* **AIM**
The records below are split into lines. How many of those lines contain the string "JSON"? Reply with the number only.

* **ROWS**

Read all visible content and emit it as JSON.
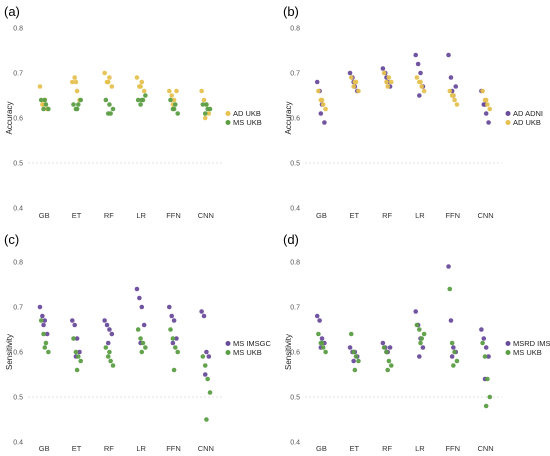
{
  "colors": {
    "purple": "#6a4c9c",
    "green": "#5c9e44",
    "gold": "#e6c14f",
    "grid": "#d9d9d9"
  },
  "chart_data": [
    {
      "panel": "(a)",
      "type": "scatter",
      "ylabel": "Accuracy",
      "ylim": [
        0.4,
        0.8
      ],
      "yticks": [
        "0.4",
        "0.5",
        "0.6",
        "0.7",
        "0.8"
      ],
      "categories": [
        "GB",
        "ET",
        "RF",
        "LR",
        "FFN",
        "CNN"
      ],
      "legend_position": "right",
      "series": [
        {
          "name": "AD UKB",
          "color": "gold",
          "values": [
            [
              0.67,
              0.63,
              0.64,
              0.62,
              0.63
            ],
            [
              0.68,
              0.69,
              0.66,
              0.64,
              0.68
            ],
            [
              0.7,
              0.68,
              0.69,
              0.67,
              0.68
            ],
            [
              0.69,
              0.67,
              0.68,
              0.66,
              0.67
            ],
            [
              0.66,
              0.65,
              0.64,
              0.66,
              0.63
            ],
            [
              0.66,
              0.64,
              0.63,
              0.61,
              0.6
            ]
          ]
        },
        {
          "name": "MS UKB",
          "color": "green",
          "values": [
            [
              0.64,
              0.62,
              0.63,
              0.62,
              0.64
            ],
            [
              0.63,
              0.62,
              0.63,
              0.64,
              0.62
            ],
            [
              0.64,
              0.61,
              0.61,
              0.62,
              0.63
            ],
            [
              0.64,
              0.63,
              0.64,
              0.65,
              0.64
            ],
            [
              0.64,
              0.62,
              0.63,
              0.61,
              0.62
            ],
            [
              0.63,
              0.61,
              0.62,
              0.62,
              0.63
            ]
          ]
        }
      ]
    },
    {
      "panel": "(b)",
      "type": "scatter",
      "ylabel": "Accuracy",
      "ylim": [
        0.4,
        0.8
      ],
      "yticks": [
        "0.4",
        "0.5",
        "0.6",
        "0.7",
        "0.8"
      ],
      "categories": [
        "GB",
        "ET",
        "RF",
        "LR",
        "FFN",
        "CNN"
      ],
      "legend_position": "right",
      "series": [
        {
          "name": "AD ADNI",
          "color": "purple",
          "values": [
            [
              0.68,
              0.66,
              0.63,
              0.59,
              0.61
            ],
            [
              0.7,
              0.69,
              0.67,
              0.66,
              0.68
            ],
            [
              0.71,
              0.7,
              0.68,
              0.67,
              0.69
            ],
            [
              0.74,
              0.72,
              0.7,
              0.67,
              0.65
            ],
            [
              0.74,
              0.69,
              0.65,
              0.67,
              0.66
            ],
            [
              0.66,
              0.63,
              0.61,
              0.59,
              0.63
            ]
          ]
        },
        {
          "name": "AD UKB",
          "color": "gold",
          "values": [
            [
              0.66,
              0.64,
              0.63,
              0.62,
              0.64
            ],
            [
              0.69,
              0.67,
              0.68,
              0.66,
              0.68
            ],
            [
              0.7,
              0.68,
              0.69,
              0.68,
              0.67
            ],
            [
              0.69,
              0.68,
              0.67,
              0.66,
              0.68
            ],
            [
              0.66,
              0.65,
              0.64,
              0.63,
              0.65
            ],
            [
              0.66,
              0.64,
              0.63,
              0.62,
              0.64
            ]
          ]
        }
      ]
    },
    {
      "panel": "(c)",
      "type": "scatter",
      "ylabel": "Sensitivity",
      "ylim": [
        0.4,
        0.8
      ],
      "yticks": [
        "0.4",
        "0.5",
        "0.6",
        "0.7",
        "0.8"
      ],
      "categories": [
        "GB",
        "ET",
        "RF",
        "LR",
        "FFN",
        "CNN"
      ],
      "legend_position": "right",
      "series": [
        {
          "name": "MS IMSGC",
          "color": "purple",
          "values": [
            [
              0.7,
              0.68,
              0.67,
              0.64,
              0.66
            ],
            [
              0.67,
              0.66,
              0.63,
              0.6,
              0.59
            ],
            [
              0.67,
              0.66,
              0.65,
              0.64,
              0.62
            ],
            [
              0.74,
              0.72,
              0.7,
              0.66,
              0.62
            ],
            [
              0.7,
              0.68,
              0.67,
              0.63,
              0.62
            ],
            [
              0.69,
              0.68,
              0.6,
              0.59,
              0.55
            ]
          ]
        },
        {
          "name": "MS UKB",
          "color": "green",
          "values": [
            [
              0.67,
              0.64,
              0.62,
              0.6,
              0.61
            ],
            [
              0.63,
              0.6,
              0.59,
              0.58,
              0.56
            ],
            [
              0.61,
              0.59,
              0.58,
              0.57,
              0.6
            ],
            [
              0.65,
              0.63,
              0.62,
              0.61,
              0.6
            ],
            [
              0.65,
              0.63,
              0.61,
              0.6,
              0.56
            ],
            [
              0.59,
              0.57,
              0.54,
              0.51,
              0.45
            ]
          ]
        }
      ]
    },
    {
      "panel": "(d)",
      "type": "scatter",
      "ylabel": "Sensitivity",
      "ylim": [
        0.4,
        0.8
      ],
      "yticks": [
        "0.4",
        "0.5",
        "0.6",
        "0.7",
        "0.8"
      ],
      "categories": [
        "GB",
        "ET",
        "RF",
        "LR",
        "FFN",
        "CNN"
      ],
      "legend_position": "right",
      "series": [
        {
          "name": "MSRD IMSGC",
          "color": "purple",
          "values": [
            [
              0.68,
              0.67,
              0.63,
              0.62,
              0.61
            ],
            [
              0.61,
              0.6,
              0.6,
              0.59,
              0.58
            ],
            [
              0.62,
              0.61,
              0.6,
              0.61,
              0.6
            ],
            [
              0.69,
              0.66,
              0.63,
              0.61,
              0.59
            ],
            [
              0.79,
              0.67,
              0.61,
              0.6,
              0.59
            ],
            [
              0.65,
              0.63,
              0.61,
              0.59,
              0.54
            ]
          ]
        },
        {
          "name": "MS UKB",
          "color": "green",
          "values": [
            [
              0.64,
              0.62,
              0.61,
              0.6,
              0.62
            ],
            [
              0.64,
              0.6,
              0.59,
              0.58,
              0.56
            ],
            [
              0.61,
              0.6,
              0.58,
              0.57,
              0.56
            ],
            [
              0.66,
              0.65,
              0.63,
              0.64,
              0.62
            ],
            [
              0.74,
              0.62,
              0.6,
              0.58,
              0.57
            ],
            [
              0.62,
              0.59,
              0.54,
              0.5,
              0.48
            ]
          ]
        }
      ]
    }
  ]
}
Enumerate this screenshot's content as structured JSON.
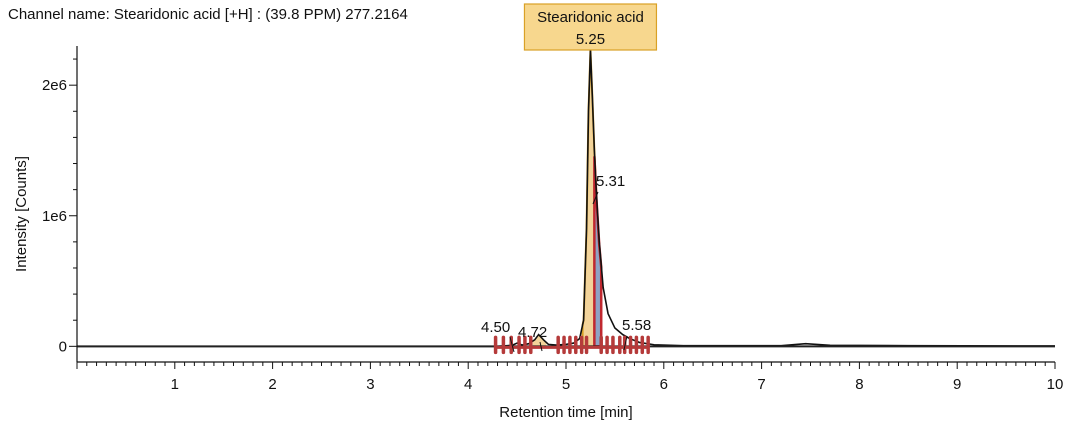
{
  "channel_label": "Channel name: Stearidonic acid [+H] : (39.8 PPM) 277.2164",
  "chart_data": {
    "type": "line",
    "xlabel": "Retention time [min]",
    "ylabel": "Intensity [Counts]",
    "xlim": [
      0,
      10
    ],
    "ylim": [
      -120000,
      2300000
    ],
    "x_ticks": [
      1,
      2,
      3,
      4,
      5,
      6,
      7,
      8,
      9,
      10
    ],
    "y_ticks": [
      0,
      1000000,
      2000000
    ],
    "y_tick_labels": [
      "0",
      "1e6",
      "2e6"
    ],
    "grid": false,
    "series": [
      {
        "x": [
          0,
          4.3,
          4.45,
          4.5,
          4.55,
          4.62,
          4.68,
          4.72,
          4.77,
          4.82,
          4.9,
          5.0,
          5.08,
          5.14,
          5.18,
          5.21,
          5.23,
          5.25,
          5.27,
          5.29,
          5.31,
          5.34,
          5.38,
          5.43,
          5.5,
          5.58,
          5.65,
          5.75,
          5.9,
          6.2,
          7.2,
          7.45,
          7.7,
          8.5,
          10
        ],
        "y": [
          0,
          0,
          8000,
          25000,
          10000,
          20000,
          50000,
          90000,
          50000,
          15000,
          10000,
          15000,
          25000,
          60000,
          200000,
          900000,
          1800000,
          2270000,
          1900000,
          1500000,
          1180000,
          800000,
          450000,
          250000,
          140000,
          90000,
          60000,
          30000,
          12000,
          5000,
          5000,
          20000,
          8000,
          5000,
          3000
        ]
      }
    ],
    "peaks": [
      {
        "rt": 5.25,
        "name": "Stearidonic acid",
        "rt_label": "5.25",
        "height": 2270000
      },
      {
        "rt": 5.31,
        "rt_label": "5.31",
        "height": 1180000
      },
      {
        "rt": 4.5,
        "rt_label": "4.50",
        "height": 25000
      },
      {
        "rt": 4.72,
        "rt_label": "4.72",
        "height": 90000
      },
      {
        "rt": 5.58,
        "rt_label": "5.58",
        "height": 90000
      }
    ],
    "integration_markers_rt": [
      4.28,
      4.36,
      4.44,
      4.52,
      4.58,
      4.64,
      4.92,
      4.98,
      5.04,
      5.1,
      5.16,
      5.21,
      5.36,
      5.42,
      5.48,
      5.55,
      5.6,
      5.66,
      5.72,
      5.78,
      5.84
    ],
    "colors": {
      "trace": "#111111",
      "main_peak_fill": "#f3d49a",
      "main_peak_outline": "#d9a126",
      "sub_peak_fill": "#8ea3c4",
      "sub_peak_outline": "#c0282f",
      "integration_marker": "#b53a3a",
      "callout_fill": "#f7d78e",
      "callout_border": "#d9a126"
    }
  }
}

* **RESULT**
2